DIRECTIONS:
Repeat each record exactly. Any picture gets left out.
— begin —
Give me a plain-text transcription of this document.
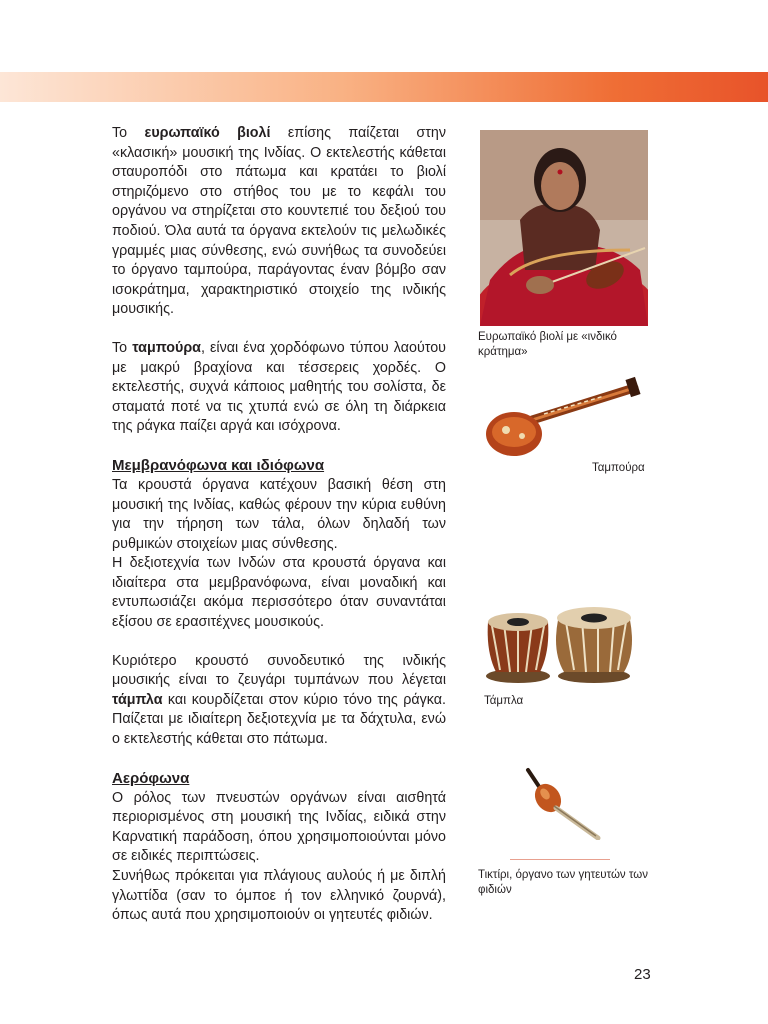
Το ευρωπαϊκό βιολί επίσης παίζεται στην «κλασική» μουσική της Ινδίας. Ο εκτελεστής κάθεται σταυροπόδι στο πάτωμα και κρατάει το βιολί στηριζόμενο στο στήθος του με το κεφάλι του οργάνου να στηρίζεται στο κουντεπιέ του δεξιού του ποδιού. Όλα αυτά τα όργανα εκτελούν τις μελωδικές γραμμές μιας σύνθεσης, ενώ συνήθως τα συνοδεύει το όργανο ταμπούρα, παράγοντας έναν βόμβο σαν ισοκράτημα, χαρακτηριστικό στοιχείο της ινδικής μουσικής.

Το ταμπούρα, είναι ένα χορδόφωνο τύπου λαούτου με μακρύ βραχίονα και τέσσερεις χορδές. Ο εκτελεστής, συχνά κάποιος μαθητής του σολίστα, δε σταματά ποτέ να τις χτυπά ενώ σε όλη τη διάρκεια της ράγκα παίζει αργά και ισόχρονα.

Μεμβρανόφωνα και ιδιόφωνα

Τα κρουστά όργανα κατέχουν βασική θέση στη μουσική της Ινδίας, καθώς φέρουν την κύρια ευθύνη για την τήρηση των τάλα, όλων δηλαδή των ρυθμικών στοιχείων μιας σύνθεσης.

Η δεξιοτεχνία των Ινδών στα κρουστά όργανα και ιδιαίτερα στα μεμβρανόφωνα, είναι μοναδική και εντυπωσιάζει ακόμα περισσότερο όταν συναντάται εξίσου σε ερασιτέχνες μουσικούς.

Κυριότερο κρουστό συνοδευτικό της ινδικής μουσικής είναι το ζευγάρι τυμπάνων που λέγεται τάμπλα και κουρδίζεται στον κύριο τόνο της ράγκα. Παίζεται με ιδιαίτερη δεξιοτεχνία με τα δάχτυλα, ενώ ο εκτελεστής κάθεται στο πάτωμα.

Αερόφωνα

Ο ρόλος των πνευστών οργάνων είναι αισθητά περιορισμένος στη μουσική της Ινδίας, ειδικά στην Καρνατική παράδοση, όπου χρησιμοποιούνται μόνο σε ειδικές περιπτώσεις.

Συνήθως πρόκειται για πλάγιους αυλούς ή με διπλή γλωττίδα (σαν το όμποε ή τον ελληνικό ζουρνά), όπως αυτά που χρησιμοποιούν οι γητευτές φιδιών.

Ευρωπαϊκό βιολί με «ινδικό κράτημα»
Ταμπούρα
Τάμπλα
Τικτίρι, όργανο των γητευτών των φιδιών
23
— end —
RESULT:
Give me a plain-text transcription of this document.
Το ευρωπαϊκό βιολί επίσης παίζεται στην «κλασική» μουσική της Ινδίας. Ο εκτελεστής κάθεται σταυροπόδι στο πάτωμα και κρατάει το βιολί στηριζόμενο στο στήθος του με το κεφάλι του οργάνου να στηρίζεται στο κουντεπιέ του δεξιού του ποδιού. Όλα αυτά τα όργανα εκτελούν τις μελωδικές γραμμές μιας σύνθεσης, ενώ συνήθως τα συνοδεύει το όργανο ταμπούρα, παράγοντας έναν βόμβο σαν ισοκράτημα, χαρακτηριστικό στοιχείο της ινδικής μουσικής.

Το ταμπούρα, είναι ένα χορδόφωνο τύπου λαούτου με μακρύ βραχίονα και τέσσερεις χορδές. Ο εκτελεστής, συχνά κάποιος μαθητής του σολίστα, δε σταματά ποτέ να τις χτυπά ενώ σε όλη τη διάρκεια της ράγκα παίζει αργά και ισόχρονα.

Μεμβρανόφωνα και ιδιόφωνα

Τα κρουστά όργανα κατέχουν βασική θέση στη μουσική της Ινδίας, καθώς φέρουν την κύρια ευθύνη για την τήρηση των τάλα, όλων δηλαδή των ρυθμικών στοιχείων μιας σύνθεσης.

Η δεξιοτεχνία των Ινδών στα κρουστά όργανα και ιδιαίτερα στα μεμβρανόφωνα, είναι μοναδική και εντυπωσιάζει ακόμα περισσότερο όταν συναντάται εξίσου σε ερασιτέχνες μουσικούς.

Κυριότερο κρουστό συνοδευτικό της ινδικής μουσικής είναι το ζευγάρι τυμπάνων που λέγεται τάμπλα και κουρδίζεται στον κύριο τόνο της ράγκα. Παίζεται με ιδιαίτερη δεξιοτεχνία με τα δάχτυλα, ενώ ο εκτελεστής κάθεται στο πάτωμα.

Αερόφωνα

Ο ρόλος των πνευστών οργάνων είναι αισθητά περιορισμένος στη μουσική της Ινδίας, ειδικά στην Καρνατική παράδοση, όπου χρησιμοποιούνται μόνο σε ειδικές περιπτώσεις.

Συνήθως πρόκειται για πλάγιους αυλούς ή με διπλή γλωττίδα (σαν το όμποε ή τον ελληνικό ζουρνά), όπως αυτά που χρησιμοποιούν οι γητευτές φιδιών.

Ευρωπαϊκό βιολί με «ινδικό κράτημα»
Ταμπούρα
Τάμπλα
Τικτίρι, όργανο των γητευτών των φιδιών
23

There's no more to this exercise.